* The request
Every line in the listing is to be echoed verbatim.

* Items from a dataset
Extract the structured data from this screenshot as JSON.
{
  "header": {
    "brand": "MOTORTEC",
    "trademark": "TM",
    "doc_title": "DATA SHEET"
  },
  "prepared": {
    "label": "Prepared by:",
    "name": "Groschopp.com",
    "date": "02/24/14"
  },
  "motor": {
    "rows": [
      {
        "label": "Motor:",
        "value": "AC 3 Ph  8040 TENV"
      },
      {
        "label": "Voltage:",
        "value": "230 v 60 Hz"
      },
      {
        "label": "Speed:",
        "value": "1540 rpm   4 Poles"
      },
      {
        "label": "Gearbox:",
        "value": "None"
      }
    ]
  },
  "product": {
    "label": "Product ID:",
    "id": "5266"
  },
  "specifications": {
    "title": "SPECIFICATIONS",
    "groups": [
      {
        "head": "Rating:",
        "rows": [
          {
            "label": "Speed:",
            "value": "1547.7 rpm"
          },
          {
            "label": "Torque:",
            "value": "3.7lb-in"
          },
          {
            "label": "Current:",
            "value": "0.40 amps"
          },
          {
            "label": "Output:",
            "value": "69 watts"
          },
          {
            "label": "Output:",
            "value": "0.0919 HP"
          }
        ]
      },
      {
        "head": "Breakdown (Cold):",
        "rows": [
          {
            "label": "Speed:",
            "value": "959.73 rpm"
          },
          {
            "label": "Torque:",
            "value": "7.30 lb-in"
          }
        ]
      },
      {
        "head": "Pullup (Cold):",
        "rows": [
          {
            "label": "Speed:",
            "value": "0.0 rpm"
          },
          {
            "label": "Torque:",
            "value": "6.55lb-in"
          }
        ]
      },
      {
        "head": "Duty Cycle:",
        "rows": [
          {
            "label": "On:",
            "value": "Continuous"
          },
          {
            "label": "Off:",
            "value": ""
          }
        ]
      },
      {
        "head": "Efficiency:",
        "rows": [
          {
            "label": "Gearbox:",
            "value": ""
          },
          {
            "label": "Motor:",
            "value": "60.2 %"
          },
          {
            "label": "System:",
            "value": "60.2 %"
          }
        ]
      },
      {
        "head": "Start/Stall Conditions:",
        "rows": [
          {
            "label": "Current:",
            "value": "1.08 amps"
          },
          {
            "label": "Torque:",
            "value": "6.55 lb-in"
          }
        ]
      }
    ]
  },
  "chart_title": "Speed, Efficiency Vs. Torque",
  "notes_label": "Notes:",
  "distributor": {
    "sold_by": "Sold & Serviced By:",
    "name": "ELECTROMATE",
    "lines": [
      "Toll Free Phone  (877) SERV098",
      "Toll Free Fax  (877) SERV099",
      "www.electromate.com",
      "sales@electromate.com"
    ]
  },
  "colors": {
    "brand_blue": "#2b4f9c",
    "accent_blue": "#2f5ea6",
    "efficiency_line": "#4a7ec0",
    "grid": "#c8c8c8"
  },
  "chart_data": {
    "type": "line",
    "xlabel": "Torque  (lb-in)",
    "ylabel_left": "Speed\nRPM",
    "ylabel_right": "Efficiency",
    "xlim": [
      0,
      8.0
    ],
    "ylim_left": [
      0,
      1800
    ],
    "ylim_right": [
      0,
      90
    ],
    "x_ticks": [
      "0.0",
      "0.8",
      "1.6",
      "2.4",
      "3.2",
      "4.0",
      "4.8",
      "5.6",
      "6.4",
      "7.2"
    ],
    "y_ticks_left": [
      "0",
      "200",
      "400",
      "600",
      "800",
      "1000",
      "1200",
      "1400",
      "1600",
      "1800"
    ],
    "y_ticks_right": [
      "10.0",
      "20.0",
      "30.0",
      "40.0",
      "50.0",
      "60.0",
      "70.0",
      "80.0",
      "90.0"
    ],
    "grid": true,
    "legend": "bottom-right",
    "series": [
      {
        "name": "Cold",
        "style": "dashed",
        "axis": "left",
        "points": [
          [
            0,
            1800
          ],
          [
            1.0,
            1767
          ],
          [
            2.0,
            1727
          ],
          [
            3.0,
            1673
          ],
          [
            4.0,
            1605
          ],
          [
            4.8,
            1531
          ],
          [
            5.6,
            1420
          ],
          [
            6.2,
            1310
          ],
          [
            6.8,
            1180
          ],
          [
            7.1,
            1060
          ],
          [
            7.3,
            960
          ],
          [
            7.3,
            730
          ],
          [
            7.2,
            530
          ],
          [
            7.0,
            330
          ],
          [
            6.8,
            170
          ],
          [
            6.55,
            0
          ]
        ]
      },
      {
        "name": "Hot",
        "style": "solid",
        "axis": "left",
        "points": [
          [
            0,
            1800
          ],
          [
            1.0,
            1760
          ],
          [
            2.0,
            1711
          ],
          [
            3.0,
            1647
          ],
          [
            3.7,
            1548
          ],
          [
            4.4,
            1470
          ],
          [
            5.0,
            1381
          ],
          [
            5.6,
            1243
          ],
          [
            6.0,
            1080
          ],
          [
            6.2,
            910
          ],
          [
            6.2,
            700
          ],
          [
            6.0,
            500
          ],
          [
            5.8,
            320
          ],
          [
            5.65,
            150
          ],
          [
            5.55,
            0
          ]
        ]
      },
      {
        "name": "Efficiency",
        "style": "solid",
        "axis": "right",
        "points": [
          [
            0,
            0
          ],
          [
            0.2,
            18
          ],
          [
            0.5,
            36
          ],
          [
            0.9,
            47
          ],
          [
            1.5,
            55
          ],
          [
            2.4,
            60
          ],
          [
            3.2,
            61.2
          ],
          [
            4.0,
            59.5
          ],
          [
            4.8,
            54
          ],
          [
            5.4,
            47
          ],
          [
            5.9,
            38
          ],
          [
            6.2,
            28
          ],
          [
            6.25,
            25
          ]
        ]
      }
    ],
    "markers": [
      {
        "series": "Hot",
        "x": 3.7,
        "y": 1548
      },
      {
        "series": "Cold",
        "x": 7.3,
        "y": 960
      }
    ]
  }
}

* Response
Extract the structured data from this screenshot as JSON.
{
  "header": {
    "brand": "MOTORTEC",
    "trademark": "TM",
    "doc_title": "DATA SHEET"
  },
  "prepared": {
    "label": "Prepared by:",
    "name": "Groschopp.com",
    "date": "02/24/14"
  },
  "motor": {
    "rows": [
      {
        "label": "Motor:",
        "value": "AC 3 Ph  8040 TENV"
      },
      {
        "label": "Voltage:",
        "value": "230 v 60 Hz"
      },
      {
        "label": "Speed:",
        "value": "1540 rpm   4 Poles"
      },
      {
        "label": "Gearbox:",
        "value": "None"
      }
    ]
  },
  "product": {
    "label": "Product ID:",
    "id": "5266"
  },
  "specifications": {
    "title": "SPECIFICATIONS",
    "groups": [
      {
        "head": "Rating:",
        "rows": [
          {
            "label": "Speed:",
            "value": "1547.7 rpm"
          },
          {
            "label": "Torque:",
            "value": "3.7lb-in"
          },
          {
            "label": "Current:",
            "value": "0.40 amps"
          },
          {
            "label": "Output:",
            "value": "69 watts"
          },
          {
            "label": "Output:",
            "value": "0.0919 HP"
          }
        ]
      },
      {
        "head": "Breakdown (Cold):",
        "rows": [
          {
            "label": "Speed:",
            "value": "959.73 rpm"
          },
          {
            "label": "Torque:",
            "value": "7.30 lb-in"
          }
        ]
      },
      {
        "head": "Pullup (Cold):",
        "rows": [
          {
            "label": "Speed:",
            "value": "0.0 rpm"
          },
          {
            "label": "Torque:",
            "value": "6.55lb-in"
          }
        ]
      },
      {
        "head": "Duty Cycle:",
        "rows": [
          {
            "label": "On:",
            "value": "Continuous"
          },
          {
            "label": "Off:",
            "value": ""
          }
        ]
      },
      {
        "head": "Efficiency:",
        "rows": [
          {
            "label": "Gearbox:",
            "value": ""
          },
          {
            "label": "Motor:",
            "value": "60.2 %"
          },
          {
            "label": "System:",
            "value": "60.2 %"
          }
        ]
      },
      {
        "head": "Start/Stall Conditions:",
        "rows": [
          {
            "label": "Current:",
            "value": "1.08 amps"
          },
          {
            "label": "Torque:",
            "value": "6.55 lb-in"
          }
        ]
      }
    ]
  },
  "chart_title": "Speed, Efficiency Vs. Torque",
  "notes_label": "Notes:",
  "distributor": {
    "sold_by": "Sold & Serviced By:",
    "name": "ELECTROMATE",
    "lines": [
      "Toll Free Phone  (877) SERV098",
      "Toll Free Fax  (877) SERV099",
      "www.electromate.com",
      "sales@electromate.com"
    ]
  },
  "colors": {
    "brand_blue": "#2b4f9c",
    "accent_blue": "#2f5ea6",
    "efficiency_line": "#4a7ec0",
    "grid": "#c8c8c8"
  },
  "chart_data": {
    "type": "line",
    "xlabel": "Torque  (lb-in)",
    "ylabel_left": "Speed\nRPM",
    "ylabel_right": "Efficiency",
    "xlim": [
      0,
      8.0
    ],
    "ylim_left": [
      0,
      1800
    ],
    "ylim_right": [
      0,
      90
    ],
    "x_ticks": [
      "0.0",
      "0.8",
      "1.6",
      "2.4",
      "3.2",
      "4.0",
      "4.8",
      "5.6",
      "6.4",
      "7.2"
    ],
    "y_ticks_left": [
      "0",
      "200",
      "400",
      "600",
      "800",
      "1000",
      "1200",
      "1400",
      "1600",
      "1800"
    ],
    "y_ticks_right": [
      "10.0",
      "20.0",
      "30.0",
      "40.0",
      "50.0",
      "60.0",
      "70.0",
      "80.0",
      "90.0"
    ],
    "grid": true,
    "legend": "bottom-right",
    "series": [
      {
        "name": "Cold",
        "style": "dashed",
        "axis": "left",
        "points": [
          [
            0,
            1800
          ],
          [
            1.0,
            1767
          ],
          [
            2.0,
            1727
          ],
          [
            3.0,
            1673
          ],
          [
            4.0,
            1605
          ],
          [
            4.8,
            1531
          ],
          [
            5.6,
            1420
          ],
          [
            6.2,
            1310
          ],
          [
            6.8,
            1180
          ],
          [
            7.1,
            1060
          ],
          [
            7.3,
            960
          ],
          [
            7.3,
            730
          ],
          [
            7.2,
            530
          ],
          [
            7.0,
            330
          ],
          [
            6.8,
            170
          ],
          [
            6.55,
            0
          ]
        ]
      },
      {
        "name": "Hot",
        "style": "solid",
        "axis": "left",
        "points": [
          [
            0,
            1800
          ],
          [
            1.0,
            1760
          ],
          [
            2.0,
            1711
          ],
          [
            3.0,
            1647
          ],
          [
            3.7,
            1548
          ],
          [
            4.4,
            1470
          ],
          [
            5.0,
            1381
          ],
          [
            5.6,
            1243
          ],
          [
            6.0,
            1080
          ],
          [
            6.2,
            910
          ],
          [
            6.2,
            700
          ],
          [
            6.0,
            500
          ],
          [
            5.8,
            320
          ],
          [
            5.65,
            150
          ],
          [
            5.55,
            0
          ]
        ]
      },
      {
        "name": "Efficiency",
        "style": "solid",
        "axis": "right",
        "points": [
          [
            0,
            0
          ],
          [
            0.2,
            18
          ],
          [
            0.5,
            36
          ],
          [
            0.9,
            47
          ],
          [
            1.5,
            55
          ],
          [
            2.4,
            60
          ],
          [
            3.2,
            61.2
          ],
          [
            4.0,
            59.5
          ],
          [
            4.8,
            54
          ],
          [
            5.4,
            47
          ],
          [
            5.9,
            38
          ],
          [
            6.2,
            28
          ],
          [
            6.25,
            25
          ]
        ]
      }
    ],
    "markers": [
      {
        "series": "Hot",
        "x": 3.7,
        "y": 1548
      },
      {
        "series": "Cold",
        "x": 7.3,
        "y": 960
      }
    ]
  }
}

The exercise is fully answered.